What you should do:
Filter the data for lines with the word "auto", then copy every line so identified.

>> Start Data for processing

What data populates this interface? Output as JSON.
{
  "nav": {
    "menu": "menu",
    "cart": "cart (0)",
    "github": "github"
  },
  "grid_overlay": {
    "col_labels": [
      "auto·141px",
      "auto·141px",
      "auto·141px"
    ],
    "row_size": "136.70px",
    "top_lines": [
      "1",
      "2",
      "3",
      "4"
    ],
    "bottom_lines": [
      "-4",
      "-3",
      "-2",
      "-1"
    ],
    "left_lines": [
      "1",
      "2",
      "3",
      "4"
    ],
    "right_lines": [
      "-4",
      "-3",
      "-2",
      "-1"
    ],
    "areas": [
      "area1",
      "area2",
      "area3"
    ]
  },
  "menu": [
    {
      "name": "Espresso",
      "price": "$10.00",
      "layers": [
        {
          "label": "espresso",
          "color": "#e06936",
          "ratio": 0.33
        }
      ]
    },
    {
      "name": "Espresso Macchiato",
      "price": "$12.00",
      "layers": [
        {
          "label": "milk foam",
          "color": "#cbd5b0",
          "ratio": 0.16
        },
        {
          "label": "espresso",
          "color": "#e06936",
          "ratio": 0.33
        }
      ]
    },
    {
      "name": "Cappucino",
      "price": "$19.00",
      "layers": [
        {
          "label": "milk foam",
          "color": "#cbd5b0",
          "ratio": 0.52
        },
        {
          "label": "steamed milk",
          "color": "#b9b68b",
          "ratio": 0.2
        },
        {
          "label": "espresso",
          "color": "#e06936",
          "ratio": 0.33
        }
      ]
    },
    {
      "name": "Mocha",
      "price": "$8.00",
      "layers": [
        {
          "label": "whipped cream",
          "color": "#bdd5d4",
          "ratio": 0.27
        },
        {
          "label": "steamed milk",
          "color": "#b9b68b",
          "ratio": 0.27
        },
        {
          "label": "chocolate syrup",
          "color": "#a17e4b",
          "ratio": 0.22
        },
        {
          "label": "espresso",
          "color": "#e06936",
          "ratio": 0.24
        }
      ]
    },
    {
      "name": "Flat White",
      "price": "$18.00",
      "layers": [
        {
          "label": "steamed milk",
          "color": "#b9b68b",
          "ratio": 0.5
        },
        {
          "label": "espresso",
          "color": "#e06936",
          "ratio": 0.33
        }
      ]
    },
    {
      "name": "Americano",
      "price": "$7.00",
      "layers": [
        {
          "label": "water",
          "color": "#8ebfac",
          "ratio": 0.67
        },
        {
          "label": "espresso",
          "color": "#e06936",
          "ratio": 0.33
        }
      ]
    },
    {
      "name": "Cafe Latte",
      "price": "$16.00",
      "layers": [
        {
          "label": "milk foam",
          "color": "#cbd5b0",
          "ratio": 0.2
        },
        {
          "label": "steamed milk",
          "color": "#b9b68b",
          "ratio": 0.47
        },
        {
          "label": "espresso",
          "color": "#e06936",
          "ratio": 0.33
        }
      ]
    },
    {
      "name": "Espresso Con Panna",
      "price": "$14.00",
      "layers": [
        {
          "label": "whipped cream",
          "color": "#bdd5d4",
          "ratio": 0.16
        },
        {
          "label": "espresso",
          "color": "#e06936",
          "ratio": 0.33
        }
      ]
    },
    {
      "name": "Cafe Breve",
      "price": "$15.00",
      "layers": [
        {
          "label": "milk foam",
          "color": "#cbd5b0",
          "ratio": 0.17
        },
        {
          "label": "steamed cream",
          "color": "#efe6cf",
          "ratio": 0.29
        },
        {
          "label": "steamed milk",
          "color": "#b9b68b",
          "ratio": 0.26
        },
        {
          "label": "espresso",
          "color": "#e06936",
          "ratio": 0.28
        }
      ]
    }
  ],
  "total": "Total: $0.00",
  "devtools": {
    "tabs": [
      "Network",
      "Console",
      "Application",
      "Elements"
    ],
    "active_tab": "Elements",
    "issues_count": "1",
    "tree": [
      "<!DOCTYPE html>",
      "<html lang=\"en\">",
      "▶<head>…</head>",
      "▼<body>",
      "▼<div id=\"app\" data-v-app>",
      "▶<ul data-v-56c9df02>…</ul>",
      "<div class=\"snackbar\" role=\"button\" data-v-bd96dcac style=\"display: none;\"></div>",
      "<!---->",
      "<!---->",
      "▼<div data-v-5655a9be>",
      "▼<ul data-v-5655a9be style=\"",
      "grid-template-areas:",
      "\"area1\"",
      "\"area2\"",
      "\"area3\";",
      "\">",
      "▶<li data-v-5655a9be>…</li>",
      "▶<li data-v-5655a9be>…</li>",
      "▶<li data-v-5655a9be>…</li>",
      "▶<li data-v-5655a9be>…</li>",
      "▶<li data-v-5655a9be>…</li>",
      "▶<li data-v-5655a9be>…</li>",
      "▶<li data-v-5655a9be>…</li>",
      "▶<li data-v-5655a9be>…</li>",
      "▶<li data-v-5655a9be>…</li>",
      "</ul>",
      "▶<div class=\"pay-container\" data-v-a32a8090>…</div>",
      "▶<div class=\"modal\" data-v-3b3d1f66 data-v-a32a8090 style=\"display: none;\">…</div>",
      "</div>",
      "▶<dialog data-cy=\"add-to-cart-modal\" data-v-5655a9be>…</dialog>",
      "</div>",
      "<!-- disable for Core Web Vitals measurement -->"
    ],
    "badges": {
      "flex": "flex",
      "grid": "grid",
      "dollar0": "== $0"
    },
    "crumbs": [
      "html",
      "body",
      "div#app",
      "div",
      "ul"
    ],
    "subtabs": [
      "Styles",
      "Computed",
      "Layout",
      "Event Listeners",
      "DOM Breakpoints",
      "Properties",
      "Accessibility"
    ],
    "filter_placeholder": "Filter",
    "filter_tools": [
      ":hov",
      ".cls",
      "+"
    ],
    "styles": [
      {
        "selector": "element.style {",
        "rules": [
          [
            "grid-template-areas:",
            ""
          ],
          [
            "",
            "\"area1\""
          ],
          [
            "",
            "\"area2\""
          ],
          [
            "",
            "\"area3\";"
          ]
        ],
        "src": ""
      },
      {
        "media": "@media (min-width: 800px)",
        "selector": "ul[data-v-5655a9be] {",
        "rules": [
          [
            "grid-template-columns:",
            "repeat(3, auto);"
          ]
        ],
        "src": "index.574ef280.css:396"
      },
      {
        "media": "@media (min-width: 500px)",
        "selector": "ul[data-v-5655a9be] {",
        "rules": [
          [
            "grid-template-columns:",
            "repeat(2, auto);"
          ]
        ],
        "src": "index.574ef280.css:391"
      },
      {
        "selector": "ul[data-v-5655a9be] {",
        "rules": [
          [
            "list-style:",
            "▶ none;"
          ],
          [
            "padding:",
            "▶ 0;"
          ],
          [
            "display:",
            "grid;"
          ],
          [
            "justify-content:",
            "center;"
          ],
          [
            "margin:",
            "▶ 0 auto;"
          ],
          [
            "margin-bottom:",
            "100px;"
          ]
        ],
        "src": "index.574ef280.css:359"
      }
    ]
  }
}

>> End Data for processing

Answer to this problem:
      "auto·141px",
      "auto·141px",
      "auto·141px"
            "repeat(3, auto);"
            "repeat(2, auto);"
            "▶ 0 auto;"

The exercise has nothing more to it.